>> begin Exercise materials

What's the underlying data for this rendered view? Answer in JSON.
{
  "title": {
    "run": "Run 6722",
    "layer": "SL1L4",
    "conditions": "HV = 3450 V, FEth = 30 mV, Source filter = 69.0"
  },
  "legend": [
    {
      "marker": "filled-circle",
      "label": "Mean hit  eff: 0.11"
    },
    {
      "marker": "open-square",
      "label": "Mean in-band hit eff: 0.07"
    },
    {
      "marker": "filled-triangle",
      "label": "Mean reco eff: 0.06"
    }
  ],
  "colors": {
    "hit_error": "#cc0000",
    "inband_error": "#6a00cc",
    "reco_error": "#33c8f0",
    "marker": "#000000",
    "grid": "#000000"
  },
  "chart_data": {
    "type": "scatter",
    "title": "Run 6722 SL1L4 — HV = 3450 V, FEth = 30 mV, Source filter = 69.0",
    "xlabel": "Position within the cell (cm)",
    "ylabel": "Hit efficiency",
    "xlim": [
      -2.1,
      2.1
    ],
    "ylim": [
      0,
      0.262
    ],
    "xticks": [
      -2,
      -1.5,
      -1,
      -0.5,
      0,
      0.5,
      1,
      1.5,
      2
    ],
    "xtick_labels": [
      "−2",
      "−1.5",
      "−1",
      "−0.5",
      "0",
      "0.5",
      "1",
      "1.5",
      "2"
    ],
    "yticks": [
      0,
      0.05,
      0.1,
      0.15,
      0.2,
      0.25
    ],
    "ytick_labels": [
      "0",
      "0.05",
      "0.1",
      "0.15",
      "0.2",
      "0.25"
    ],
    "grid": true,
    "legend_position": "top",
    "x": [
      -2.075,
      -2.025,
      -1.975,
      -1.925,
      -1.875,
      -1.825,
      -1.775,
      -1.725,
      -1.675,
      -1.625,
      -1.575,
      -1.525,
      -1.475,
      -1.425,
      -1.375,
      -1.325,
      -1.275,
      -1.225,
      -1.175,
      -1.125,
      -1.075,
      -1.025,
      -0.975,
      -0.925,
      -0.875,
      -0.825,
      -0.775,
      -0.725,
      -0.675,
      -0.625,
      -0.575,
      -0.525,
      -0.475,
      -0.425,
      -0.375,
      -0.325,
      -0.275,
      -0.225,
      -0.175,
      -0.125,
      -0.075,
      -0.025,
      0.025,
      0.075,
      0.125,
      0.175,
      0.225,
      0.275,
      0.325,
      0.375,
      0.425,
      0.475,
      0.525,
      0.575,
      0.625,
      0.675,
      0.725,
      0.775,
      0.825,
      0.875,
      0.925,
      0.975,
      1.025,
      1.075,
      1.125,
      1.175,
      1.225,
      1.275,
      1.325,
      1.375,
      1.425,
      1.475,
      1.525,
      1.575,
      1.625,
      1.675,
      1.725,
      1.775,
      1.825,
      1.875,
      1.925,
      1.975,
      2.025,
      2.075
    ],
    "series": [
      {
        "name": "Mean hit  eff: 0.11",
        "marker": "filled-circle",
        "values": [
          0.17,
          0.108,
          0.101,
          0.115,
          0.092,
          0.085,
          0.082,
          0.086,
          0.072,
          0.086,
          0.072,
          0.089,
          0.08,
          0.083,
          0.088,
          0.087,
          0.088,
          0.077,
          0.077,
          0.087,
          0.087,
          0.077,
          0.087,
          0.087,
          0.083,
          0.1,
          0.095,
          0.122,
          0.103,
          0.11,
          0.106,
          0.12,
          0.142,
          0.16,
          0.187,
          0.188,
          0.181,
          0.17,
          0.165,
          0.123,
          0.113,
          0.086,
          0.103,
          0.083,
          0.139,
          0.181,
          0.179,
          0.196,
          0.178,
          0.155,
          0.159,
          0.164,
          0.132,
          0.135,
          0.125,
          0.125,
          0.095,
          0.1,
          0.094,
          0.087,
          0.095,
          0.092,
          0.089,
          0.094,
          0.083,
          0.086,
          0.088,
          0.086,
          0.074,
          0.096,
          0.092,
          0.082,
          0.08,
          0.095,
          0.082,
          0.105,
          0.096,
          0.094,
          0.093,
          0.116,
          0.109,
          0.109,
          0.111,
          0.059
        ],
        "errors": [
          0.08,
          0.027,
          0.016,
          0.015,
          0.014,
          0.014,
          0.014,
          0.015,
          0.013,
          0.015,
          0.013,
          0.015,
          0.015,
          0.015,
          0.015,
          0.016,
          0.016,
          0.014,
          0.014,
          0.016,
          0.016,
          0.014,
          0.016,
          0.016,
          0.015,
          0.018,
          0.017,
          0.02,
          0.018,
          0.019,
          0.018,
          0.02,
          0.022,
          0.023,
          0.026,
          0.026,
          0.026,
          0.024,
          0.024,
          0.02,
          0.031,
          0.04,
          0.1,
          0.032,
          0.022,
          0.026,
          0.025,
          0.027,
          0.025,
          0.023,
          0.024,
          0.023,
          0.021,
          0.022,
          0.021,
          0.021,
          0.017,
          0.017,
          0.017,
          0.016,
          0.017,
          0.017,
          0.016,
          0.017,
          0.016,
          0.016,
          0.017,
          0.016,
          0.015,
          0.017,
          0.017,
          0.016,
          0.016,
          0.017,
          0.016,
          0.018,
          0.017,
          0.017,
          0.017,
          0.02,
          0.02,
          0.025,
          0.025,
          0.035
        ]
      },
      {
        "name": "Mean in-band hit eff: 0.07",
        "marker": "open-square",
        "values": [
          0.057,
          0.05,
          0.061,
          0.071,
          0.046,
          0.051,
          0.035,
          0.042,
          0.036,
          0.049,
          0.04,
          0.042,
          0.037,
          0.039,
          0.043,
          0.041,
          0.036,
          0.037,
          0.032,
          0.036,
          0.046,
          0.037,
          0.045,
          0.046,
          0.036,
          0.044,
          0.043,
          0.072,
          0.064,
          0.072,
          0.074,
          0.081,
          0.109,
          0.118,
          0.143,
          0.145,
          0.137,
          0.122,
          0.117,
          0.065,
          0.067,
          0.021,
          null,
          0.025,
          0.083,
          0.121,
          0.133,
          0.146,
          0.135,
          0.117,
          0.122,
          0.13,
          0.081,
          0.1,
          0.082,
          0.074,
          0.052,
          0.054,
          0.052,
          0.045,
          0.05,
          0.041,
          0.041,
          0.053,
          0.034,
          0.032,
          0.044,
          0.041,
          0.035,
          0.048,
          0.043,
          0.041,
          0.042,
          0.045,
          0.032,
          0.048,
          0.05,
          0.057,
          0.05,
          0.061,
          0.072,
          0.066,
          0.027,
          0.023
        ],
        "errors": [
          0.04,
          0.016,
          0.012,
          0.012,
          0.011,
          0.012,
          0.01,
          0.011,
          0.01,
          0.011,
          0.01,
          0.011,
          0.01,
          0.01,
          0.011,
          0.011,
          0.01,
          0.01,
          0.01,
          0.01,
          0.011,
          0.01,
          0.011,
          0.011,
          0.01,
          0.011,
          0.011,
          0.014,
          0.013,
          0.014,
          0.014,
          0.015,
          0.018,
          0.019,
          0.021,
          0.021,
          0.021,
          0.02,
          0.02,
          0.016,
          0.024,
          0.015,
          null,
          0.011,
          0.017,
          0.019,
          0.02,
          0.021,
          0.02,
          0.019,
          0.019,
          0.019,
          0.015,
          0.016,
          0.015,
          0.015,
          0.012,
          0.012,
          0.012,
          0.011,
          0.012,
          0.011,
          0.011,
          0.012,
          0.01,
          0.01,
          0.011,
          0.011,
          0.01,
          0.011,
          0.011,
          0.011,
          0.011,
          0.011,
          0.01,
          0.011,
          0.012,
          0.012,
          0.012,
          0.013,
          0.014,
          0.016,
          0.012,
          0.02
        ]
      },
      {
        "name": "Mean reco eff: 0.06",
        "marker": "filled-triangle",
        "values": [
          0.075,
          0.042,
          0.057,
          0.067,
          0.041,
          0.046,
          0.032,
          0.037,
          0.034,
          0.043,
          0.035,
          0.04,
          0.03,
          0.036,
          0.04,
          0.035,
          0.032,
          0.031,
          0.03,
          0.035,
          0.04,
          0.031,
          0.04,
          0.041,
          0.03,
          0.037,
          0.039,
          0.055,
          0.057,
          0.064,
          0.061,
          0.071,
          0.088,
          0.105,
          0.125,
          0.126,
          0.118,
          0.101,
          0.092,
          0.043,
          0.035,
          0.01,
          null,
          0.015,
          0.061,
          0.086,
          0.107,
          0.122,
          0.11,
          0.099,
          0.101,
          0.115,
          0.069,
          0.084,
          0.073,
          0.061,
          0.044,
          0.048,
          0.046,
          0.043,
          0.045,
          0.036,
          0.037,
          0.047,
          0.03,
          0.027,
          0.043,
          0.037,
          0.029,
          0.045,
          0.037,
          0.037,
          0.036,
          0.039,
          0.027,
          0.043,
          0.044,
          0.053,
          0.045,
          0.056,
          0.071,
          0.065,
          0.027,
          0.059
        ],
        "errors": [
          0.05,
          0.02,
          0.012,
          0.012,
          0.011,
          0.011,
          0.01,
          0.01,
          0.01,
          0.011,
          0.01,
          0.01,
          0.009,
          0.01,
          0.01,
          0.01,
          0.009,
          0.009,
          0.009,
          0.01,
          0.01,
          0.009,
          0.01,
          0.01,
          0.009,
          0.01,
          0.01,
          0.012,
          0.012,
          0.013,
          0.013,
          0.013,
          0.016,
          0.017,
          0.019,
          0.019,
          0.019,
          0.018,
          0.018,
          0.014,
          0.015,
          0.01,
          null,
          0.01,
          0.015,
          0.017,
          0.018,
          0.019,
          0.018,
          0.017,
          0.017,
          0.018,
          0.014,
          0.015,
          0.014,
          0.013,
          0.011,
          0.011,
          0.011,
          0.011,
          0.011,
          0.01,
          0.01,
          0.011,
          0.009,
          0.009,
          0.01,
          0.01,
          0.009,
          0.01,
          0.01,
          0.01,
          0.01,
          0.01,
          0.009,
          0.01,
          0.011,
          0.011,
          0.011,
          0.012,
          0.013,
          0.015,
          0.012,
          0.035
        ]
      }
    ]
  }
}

>> end Exercise materials

◆ Exercise goal:
Using the listing above, show every line that includes the string "filled".

◆ Exercise response:
      "marker": "filled-circle",
      "marker": "filled-triangle",
        "marker": "filled-circle",
        "marker": "filled-triangle",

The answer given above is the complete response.